Start of Data for this task

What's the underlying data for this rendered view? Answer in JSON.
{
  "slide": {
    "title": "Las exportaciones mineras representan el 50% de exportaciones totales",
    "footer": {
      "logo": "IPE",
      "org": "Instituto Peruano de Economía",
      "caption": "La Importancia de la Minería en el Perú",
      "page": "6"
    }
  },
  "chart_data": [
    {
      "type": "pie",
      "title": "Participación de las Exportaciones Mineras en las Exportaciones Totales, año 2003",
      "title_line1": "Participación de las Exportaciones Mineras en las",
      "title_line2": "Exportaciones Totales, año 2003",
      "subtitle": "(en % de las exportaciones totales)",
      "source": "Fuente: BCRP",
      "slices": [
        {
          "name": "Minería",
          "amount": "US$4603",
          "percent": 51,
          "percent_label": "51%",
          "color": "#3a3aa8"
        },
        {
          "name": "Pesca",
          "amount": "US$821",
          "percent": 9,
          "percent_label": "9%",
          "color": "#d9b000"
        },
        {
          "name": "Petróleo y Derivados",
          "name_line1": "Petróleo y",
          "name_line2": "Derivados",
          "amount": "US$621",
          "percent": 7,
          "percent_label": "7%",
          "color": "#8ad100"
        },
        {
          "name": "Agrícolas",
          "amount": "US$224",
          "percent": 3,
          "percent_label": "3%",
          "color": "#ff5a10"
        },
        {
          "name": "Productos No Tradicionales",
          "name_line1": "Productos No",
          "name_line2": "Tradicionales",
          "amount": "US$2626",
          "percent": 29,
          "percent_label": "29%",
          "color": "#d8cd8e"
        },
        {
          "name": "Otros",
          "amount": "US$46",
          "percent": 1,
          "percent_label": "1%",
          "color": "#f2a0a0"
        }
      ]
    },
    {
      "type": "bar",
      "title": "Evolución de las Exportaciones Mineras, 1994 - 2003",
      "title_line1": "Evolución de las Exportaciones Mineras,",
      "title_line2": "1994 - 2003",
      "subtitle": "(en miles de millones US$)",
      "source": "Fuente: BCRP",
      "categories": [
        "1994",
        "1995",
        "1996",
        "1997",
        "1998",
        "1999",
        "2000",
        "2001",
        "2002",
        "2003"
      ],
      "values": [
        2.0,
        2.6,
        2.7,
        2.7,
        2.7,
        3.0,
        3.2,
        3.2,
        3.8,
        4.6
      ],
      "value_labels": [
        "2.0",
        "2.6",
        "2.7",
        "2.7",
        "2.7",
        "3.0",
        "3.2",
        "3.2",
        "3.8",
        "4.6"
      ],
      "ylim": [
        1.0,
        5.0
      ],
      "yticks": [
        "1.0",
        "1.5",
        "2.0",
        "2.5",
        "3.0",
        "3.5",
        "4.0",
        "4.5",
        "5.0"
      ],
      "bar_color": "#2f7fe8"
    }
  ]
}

End of Data for this task

#### [Exercise prompt]
Copy all lines from the entries that contain the word "Tradicionales".

#### [Response below]
          "name": "Productos No Tradicionales",
          "name_line2": "Tradicionales",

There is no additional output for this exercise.